Given data

______________________________

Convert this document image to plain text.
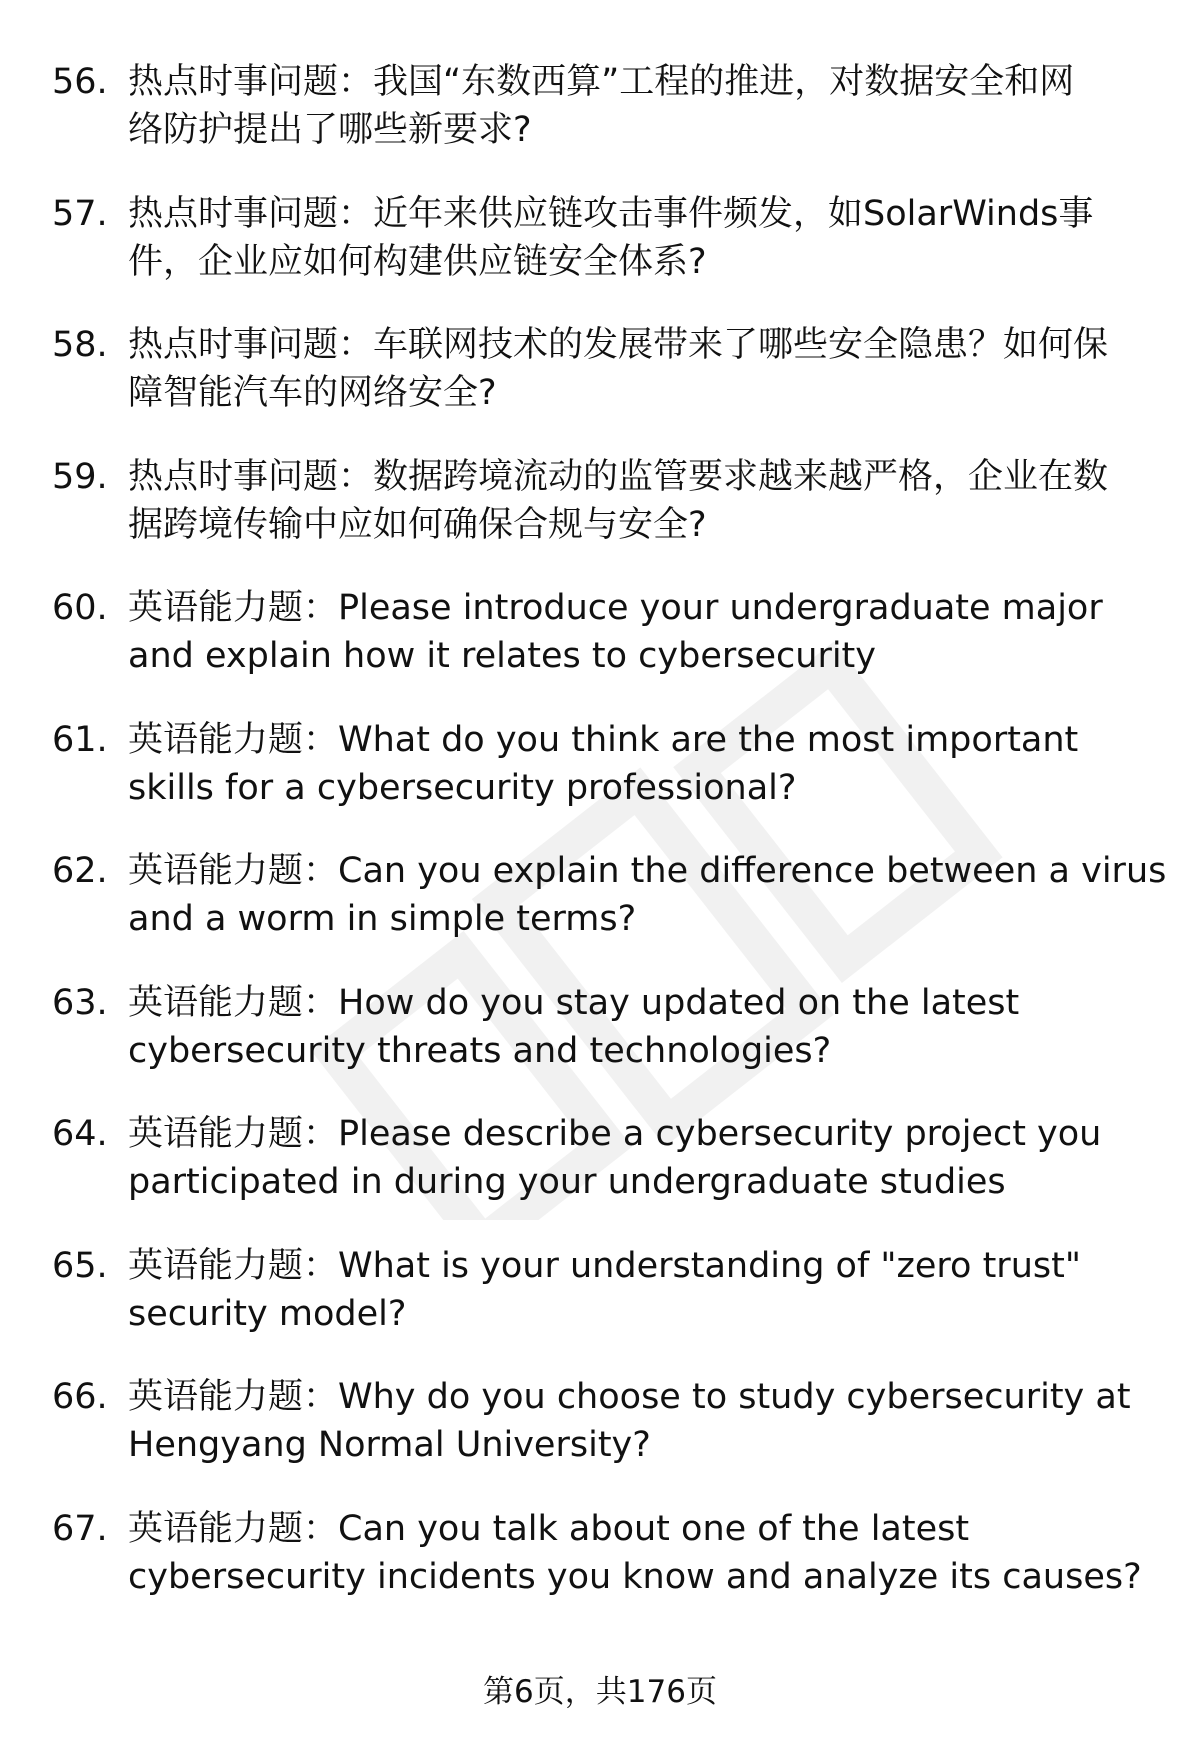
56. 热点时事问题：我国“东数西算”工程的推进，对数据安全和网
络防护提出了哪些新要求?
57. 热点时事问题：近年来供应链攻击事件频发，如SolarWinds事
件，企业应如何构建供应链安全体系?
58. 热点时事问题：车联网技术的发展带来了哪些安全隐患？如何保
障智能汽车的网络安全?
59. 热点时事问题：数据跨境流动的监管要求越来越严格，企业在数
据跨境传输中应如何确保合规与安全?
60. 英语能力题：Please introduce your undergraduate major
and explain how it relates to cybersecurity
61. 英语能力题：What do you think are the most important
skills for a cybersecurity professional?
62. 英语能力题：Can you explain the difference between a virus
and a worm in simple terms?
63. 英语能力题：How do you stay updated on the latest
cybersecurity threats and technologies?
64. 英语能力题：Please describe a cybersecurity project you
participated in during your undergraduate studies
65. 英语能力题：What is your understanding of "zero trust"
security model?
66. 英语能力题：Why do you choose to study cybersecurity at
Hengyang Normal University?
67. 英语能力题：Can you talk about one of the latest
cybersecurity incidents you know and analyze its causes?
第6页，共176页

______________________________

An exact reproduction of the material is needed, without its images.

Convert this document image to plain text.
56. 热点时事问题：我国“东数西算”工程的推进，对数据安全和网
络防护提出了哪些新要求?
57. 热点时事问题：近年来供应链攻击事件频发，如SolarWinds事
件，企业应如何构建供应链安全体系?
58. 热点时事问题：车联网技术的发展带来了哪些安全隐患？如何保
障智能汽车的网络安全?
59. 热点时事问题：数据跨境流动的监管要求越来越严格，企业在数
据跨境传输中应如何确保合规与安全?
60. 英语能力题：Please introduce your undergraduate major
and explain how it relates to cybersecurity
61. 英语能力题：What do you think are the most important
skills for a cybersecurity professional?
62. 英语能力题：Can you explain the difference between a virus
and a worm in simple terms?
63. 英语能力题：How do you stay updated on the latest
cybersecurity threats and technologies?
64. 英语能力题：Please describe a cybersecurity project you
participated in during your undergraduate studies
65. 英语能力题：What is your understanding of "zero trust"
security model?
66. 英语能力题：Why do you choose to study cybersecurity at
Hengyang Normal University?
67. 英语能力题：Can you talk about one of the latest
cybersecurity incidents you know and analyze its causes?
第6页，共176页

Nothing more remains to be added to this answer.